**Material supplied**
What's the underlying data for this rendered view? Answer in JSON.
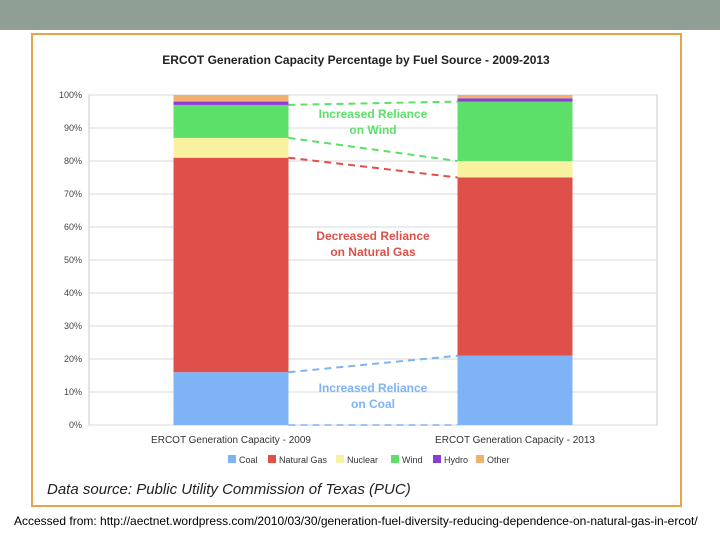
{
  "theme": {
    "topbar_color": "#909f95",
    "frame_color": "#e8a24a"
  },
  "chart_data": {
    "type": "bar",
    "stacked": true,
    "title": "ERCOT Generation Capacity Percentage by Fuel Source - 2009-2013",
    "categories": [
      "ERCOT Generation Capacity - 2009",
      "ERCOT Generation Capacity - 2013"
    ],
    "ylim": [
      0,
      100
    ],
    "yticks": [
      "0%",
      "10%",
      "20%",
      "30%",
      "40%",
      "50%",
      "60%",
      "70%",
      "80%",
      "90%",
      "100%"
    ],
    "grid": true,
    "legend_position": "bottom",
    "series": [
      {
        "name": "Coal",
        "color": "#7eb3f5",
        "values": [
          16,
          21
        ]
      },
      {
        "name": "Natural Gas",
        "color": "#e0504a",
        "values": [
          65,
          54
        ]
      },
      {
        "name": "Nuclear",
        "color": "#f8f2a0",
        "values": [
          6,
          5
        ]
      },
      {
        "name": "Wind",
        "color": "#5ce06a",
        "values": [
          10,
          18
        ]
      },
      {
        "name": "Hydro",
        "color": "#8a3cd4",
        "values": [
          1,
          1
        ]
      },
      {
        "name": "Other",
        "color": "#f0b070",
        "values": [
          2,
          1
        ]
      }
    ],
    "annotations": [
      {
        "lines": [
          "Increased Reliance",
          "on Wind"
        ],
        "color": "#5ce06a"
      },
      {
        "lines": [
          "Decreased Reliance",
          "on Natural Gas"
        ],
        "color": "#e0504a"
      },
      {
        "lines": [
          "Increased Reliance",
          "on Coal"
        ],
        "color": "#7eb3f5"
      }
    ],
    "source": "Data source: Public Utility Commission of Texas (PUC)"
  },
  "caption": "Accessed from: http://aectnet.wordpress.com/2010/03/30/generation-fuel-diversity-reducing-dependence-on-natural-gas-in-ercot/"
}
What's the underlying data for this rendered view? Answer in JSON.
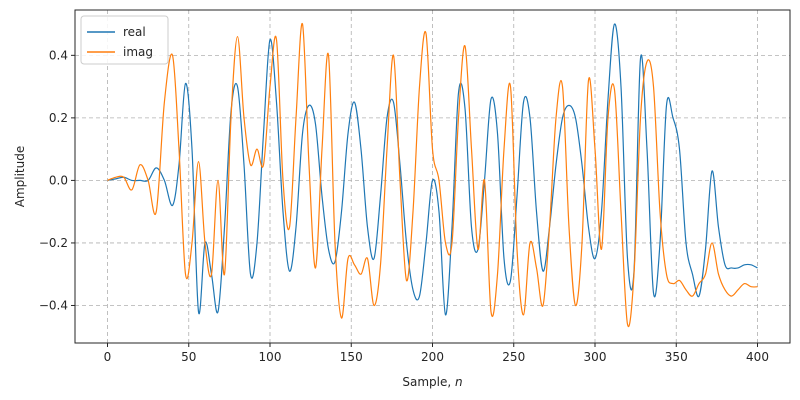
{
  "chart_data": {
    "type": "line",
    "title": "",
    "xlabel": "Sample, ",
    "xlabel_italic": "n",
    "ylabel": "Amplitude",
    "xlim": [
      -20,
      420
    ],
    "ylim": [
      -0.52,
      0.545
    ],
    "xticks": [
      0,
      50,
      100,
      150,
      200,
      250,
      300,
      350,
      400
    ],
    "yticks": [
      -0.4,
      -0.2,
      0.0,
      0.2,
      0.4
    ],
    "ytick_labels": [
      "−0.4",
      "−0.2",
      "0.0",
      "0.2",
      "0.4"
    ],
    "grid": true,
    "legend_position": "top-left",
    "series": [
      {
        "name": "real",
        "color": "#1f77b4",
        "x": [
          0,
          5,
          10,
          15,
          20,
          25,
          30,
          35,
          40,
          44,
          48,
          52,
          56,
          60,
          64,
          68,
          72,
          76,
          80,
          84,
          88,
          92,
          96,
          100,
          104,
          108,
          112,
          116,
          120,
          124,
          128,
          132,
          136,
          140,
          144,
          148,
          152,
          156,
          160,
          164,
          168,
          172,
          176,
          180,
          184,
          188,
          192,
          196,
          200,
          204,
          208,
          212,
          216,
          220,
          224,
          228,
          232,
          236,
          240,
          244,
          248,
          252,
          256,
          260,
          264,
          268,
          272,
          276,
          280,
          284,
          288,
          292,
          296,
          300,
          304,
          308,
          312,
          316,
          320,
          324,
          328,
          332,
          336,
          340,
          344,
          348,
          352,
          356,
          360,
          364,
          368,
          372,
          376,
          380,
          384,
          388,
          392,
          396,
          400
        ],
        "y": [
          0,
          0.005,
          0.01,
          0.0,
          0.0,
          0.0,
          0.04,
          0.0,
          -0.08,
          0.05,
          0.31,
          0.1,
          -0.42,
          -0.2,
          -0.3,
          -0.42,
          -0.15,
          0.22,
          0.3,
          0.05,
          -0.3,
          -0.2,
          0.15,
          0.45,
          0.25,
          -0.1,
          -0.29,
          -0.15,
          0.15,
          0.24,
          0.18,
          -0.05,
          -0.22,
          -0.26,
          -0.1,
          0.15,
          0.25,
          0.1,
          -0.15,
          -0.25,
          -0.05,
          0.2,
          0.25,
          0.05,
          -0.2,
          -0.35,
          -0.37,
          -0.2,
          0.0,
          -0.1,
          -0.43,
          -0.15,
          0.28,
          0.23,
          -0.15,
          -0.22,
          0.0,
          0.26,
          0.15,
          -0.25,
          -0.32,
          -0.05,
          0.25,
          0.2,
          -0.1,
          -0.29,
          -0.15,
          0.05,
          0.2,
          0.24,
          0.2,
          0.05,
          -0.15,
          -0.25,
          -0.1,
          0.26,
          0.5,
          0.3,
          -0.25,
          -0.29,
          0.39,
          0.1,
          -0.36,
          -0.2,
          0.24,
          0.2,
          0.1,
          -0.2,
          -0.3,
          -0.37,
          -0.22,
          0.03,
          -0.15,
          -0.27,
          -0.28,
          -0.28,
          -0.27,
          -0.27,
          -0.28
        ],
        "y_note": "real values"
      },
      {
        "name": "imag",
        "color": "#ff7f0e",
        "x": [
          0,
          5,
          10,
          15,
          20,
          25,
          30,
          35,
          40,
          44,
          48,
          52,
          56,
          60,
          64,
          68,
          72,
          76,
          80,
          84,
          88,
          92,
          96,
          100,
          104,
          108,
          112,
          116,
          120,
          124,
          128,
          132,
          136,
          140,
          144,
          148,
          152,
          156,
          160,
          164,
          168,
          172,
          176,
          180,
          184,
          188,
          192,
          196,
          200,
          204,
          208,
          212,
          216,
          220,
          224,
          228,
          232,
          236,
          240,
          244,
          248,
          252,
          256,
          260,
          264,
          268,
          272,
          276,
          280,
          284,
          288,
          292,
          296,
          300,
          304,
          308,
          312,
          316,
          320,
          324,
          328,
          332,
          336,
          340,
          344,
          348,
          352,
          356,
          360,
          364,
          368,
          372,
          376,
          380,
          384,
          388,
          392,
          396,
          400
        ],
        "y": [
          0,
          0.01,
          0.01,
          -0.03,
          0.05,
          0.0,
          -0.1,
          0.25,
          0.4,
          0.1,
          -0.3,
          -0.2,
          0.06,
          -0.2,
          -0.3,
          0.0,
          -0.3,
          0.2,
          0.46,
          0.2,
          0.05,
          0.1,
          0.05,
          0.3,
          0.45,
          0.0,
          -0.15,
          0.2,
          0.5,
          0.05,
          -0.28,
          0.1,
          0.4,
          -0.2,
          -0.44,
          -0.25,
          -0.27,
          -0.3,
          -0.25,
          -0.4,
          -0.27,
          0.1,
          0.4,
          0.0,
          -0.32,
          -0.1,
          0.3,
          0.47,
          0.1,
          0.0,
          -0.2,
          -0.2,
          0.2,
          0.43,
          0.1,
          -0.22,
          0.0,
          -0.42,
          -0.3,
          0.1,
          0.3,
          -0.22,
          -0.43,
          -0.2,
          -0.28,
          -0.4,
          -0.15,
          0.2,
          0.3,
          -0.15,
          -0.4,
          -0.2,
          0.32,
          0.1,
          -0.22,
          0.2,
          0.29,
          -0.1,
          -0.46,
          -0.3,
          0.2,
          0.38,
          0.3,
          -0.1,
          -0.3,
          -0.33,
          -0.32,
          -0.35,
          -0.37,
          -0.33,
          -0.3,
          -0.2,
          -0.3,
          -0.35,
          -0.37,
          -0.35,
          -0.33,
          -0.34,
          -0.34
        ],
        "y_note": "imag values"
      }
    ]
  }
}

**Task details**
Reproduce the material above verbatim; omit every picture.

**In response**
What's the underlying data for this rendered view? Answer in JSON.
{
  "theme": {
    "topbar_color": "#909f95",
    "frame_color": "#e8a24a"
  },
  "chart_data": {
    "type": "bar",
    "stacked": true,
    "title": "ERCOT Generation Capacity Percentage by Fuel Source - 2009-2013",
    "categories": [
      "ERCOT Generation Capacity - 2009",
      "ERCOT Generation Capacity - 2013"
    ],
    "ylim": [
      0,
      100
    ],
    "yticks": [
      "0%",
      "10%",
      "20%",
      "30%",
      "40%",
      "50%",
      "60%",
      "70%",
      "80%",
      "90%",
      "100%"
    ],
    "grid": true,
    "legend_position": "bottom",
    "series": [
      {
        "name": "Coal",
        "color": "#7eb3f5",
        "values": [
          16,
          21
        ]
      },
      {
        "name": "Natural Gas",
        "color": "#e0504a",
        "values": [
          65,
          54
        ]
      },
      {
        "name": "Nuclear",
        "color": "#f8f2a0",
        "values": [
          6,
          5
        ]
      },
      {
        "name": "Wind",
        "color": "#5ce06a",
        "values": [
          10,
          18
        ]
      },
      {
        "name": "Hydro",
        "color": "#8a3cd4",
        "values": [
          1,
          1
        ]
      },
      {
        "name": "Other",
        "color": "#f0b070",
        "values": [
          2,
          1
        ]
      }
    ],
    "annotations": [
      {
        "lines": [
          "Increased Reliance",
          "on Wind"
        ],
        "color": "#5ce06a"
      },
      {
        "lines": [
          "Decreased Reliance",
          "on Natural Gas"
        ],
        "color": "#e0504a"
      },
      {
        "lines": [
          "Increased Reliance",
          "on Coal"
        ],
        "color": "#7eb3f5"
      }
    ],
    "source": "Data source: Public Utility Commission of Texas (PUC)"
  },
  "caption": "Accessed from: http://aectnet.wordpress.com/2010/03/30/generation-fuel-diversity-reducing-dependence-on-natural-gas-in-ercot/"
}
What's the underlying data for this rendered view? Answer in JSON.
{
  "chart_data": {
    "type": "line",
    "title": "",
    "xlabel": "Sample, ",
    "xlabel_italic": "n",
    "ylabel": "Amplitude",
    "xlim": [
      -20,
      420
    ],
    "ylim": [
      -0.52,
      0.545
    ],
    "xticks": [
      0,
      50,
      100,
      150,
      200,
      250,
      300,
      350,
      400
    ],
    "yticks": [
      -0.4,
      -0.2,
      0.0,
      0.2,
      0.4
    ],
    "ytick_labels": [
      "−0.4",
      "−0.2",
      "0.0",
      "0.2",
      "0.4"
    ],
    "grid": true,
    "legend_position": "top-left",
    "series": [
      {
        "name": "real",
        "color": "#1f77b4",
        "x": [
          0,
          5,
          10,
          15,
          20,
          25,
          30,
          35,
          40,
          44,
          48,
          52,
          56,
          60,
          64,
          68,
          72,
          76,
          80,
          84,
          88,
          92,
          96,
          100,
          104,
          108,
          112,
          116,
          120,
          124,
          128,
          132,
          136,
          140,
          144,
          148,
          152,
          156,
          160,
          164,
          168,
          172,
          176,
          180,
          184,
          188,
          192,
          196,
          200,
          204,
          208,
          212,
          216,
          220,
          224,
          228,
          232,
          236,
          240,
          244,
          248,
          252,
          256,
          260,
          264,
          268,
          272,
          276,
          280,
          284,
          288,
          292,
          296,
          300,
          304,
          308,
          312,
          316,
          320,
          324,
          328,
          332,
          336,
          340,
          344,
          348,
          352,
          356,
          360,
          364,
          368,
          372,
          376,
          380,
          384,
          388,
          392,
          396,
          400
        ],
        "y": [
          0,
          0.005,
          0.01,
          0.0,
          0.0,
          0.0,
          0.04,
          0.0,
          -0.08,
          0.05,
          0.31,
          0.1,
          -0.42,
          -0.2,
          -0.3,
          -0.42,
          -0.15,
          0.22,
          0.3,
          0.05,
          -0.3,
          -0.2,
          0.15,
          0.45,
          0.25,
          -0.1,
          -0.29,
          -0.15,
          0.15,
          0.24,
          0.18,
          -0.05,
          -0.22,
          -0.26,
          -0.1,
          0.15,
          0.25,
          0.1,
          -0.15,
          -0.25,
          -0.05,
          0.2,
          0.25,
          0.05,
          -0.2,
          -0.35,
          -0.37,
          -0.2,
          0.0,
          -0.1,
          -0.43,
          -0.15,
          0.28,
          0.23,
          -0.15,
          -0.22,
          0.0,
          0.26,
          0.15,
          -0.25,
          -0.32,
          -0.05,
          0.25,
          0.2,
          -0.1,
          -0.29,
          -0.15,
          0.05,
          0.2,
          0.24,
          0.2,
          0.05,
          -0.15,
          -0.25,
          -0.1,
          0.26,
          0.5,
          0.3,
          -0.25,
          -0.29,
          0.39,
          0.1,
          -0.36,
          -0.2,
          0.24,
          0.2,
          0.1,
          -0.2,
          -0.3,
          -0.37,
          -0.22,
          0.03,
          -0.15,
          -0.27,
          -0.28,
          -0.28,
          -0.27,
          -0.27,
          -0.28
        ],
        "y_note": "real values"
      },
      {
        "name": "imag",
        "color": "#ff7f0e",
        "x": [
          0,
          5,
          10,
          15,
          20,
          25,
          30,
          35,
          40,
          44,
          48,
          52,
          56,
          60,
          64,
          68,
          72,
          76,
          80,
          84,
          88,
          92,
          96,
          100,
          104,
          108,
          112,
          116,
          120,
          124,
          128,
          132,
          136,
          140,
          144,
          148,
          152,
          156,
          160,
          164,
          168,
          172,
          176,
          180,
          184,
          188,
          192,
          196,
          200,
          204,
          208,
          212,
          216,
          220,
          224,
          228,
          232,
          236,
          240,
          244,
          248,
          252,
          256,
          260,
          264,
          268,
          272,
          276,
          280,
          284,
          288,
          292,
          296,
          300,
          304,
          308,
          312,
          316,
          320,
          324,
          328,
          332,
          336,
          340,
          344,
          348,
          352,
          356,
          360,
          364,
          368,
          372,
          376,
          380,
          384,
          388,
          392,
          396,
          400
        ],
        "y": [
          0,
          0.01,
          0.01,
          -0.03,
          0.05,
          0.0,
          -0.1,
          0.25,
          0.4,
          0.1,
          -0.3,
          -0.2,
          0.06,
          -0.2,
          -0.3,
          0.0,
          -0.3,
          0.2,
          0.46,
          0.2,
          0.05,
          0.1,
          0.05,
          0.3,
          0.45,
          0.0,
          -0.15,
          0.2,
          0.5,
          0.05,
          -0.28,
          0.1,
          0.4,
          -0.2,
          -0.44,
          -0.25,
          -0.27,
          -0.3,
          -0.25,
          -0.4,
          -0.27,
          0.1,
          0.4,
          0.0,
          -0.32,
          -0.1,
          0.3,
          0.47,
          0.1,
          0.0,
          -0.2,
          -0.2,
          0.2,
          0.43,
          0.1,
          -0.22,
          0.0,
          -0.42,
          -0.3,
          0.1,
          0.3,
          -0.22,
          -0.43,
          -0.2,
          -0.28,
          -0.4,
          -0.15,
          0.2,
          0.3,
          -0.15,
          -0.4,
          -0.2,
          0.32,
          0.1,
          -0.22,
          0.2,
          0.29,
          -0.1,
          -0.46,
          -0.3,
          0.2,
          0.38,
          0.3,
          -0.1,
          -0.3,
          -0.33,
          -0.32,
          -0.35,
          -0.37,
          -0.33,
          -0.3,
          -0.2,
          -0.3,
          -0.35,
          -0.37,
          -0.35,
          -0.33,
          -0.34,
          -0.34
        ],
        "y_note": "imag values"
      }
    ]
  }
}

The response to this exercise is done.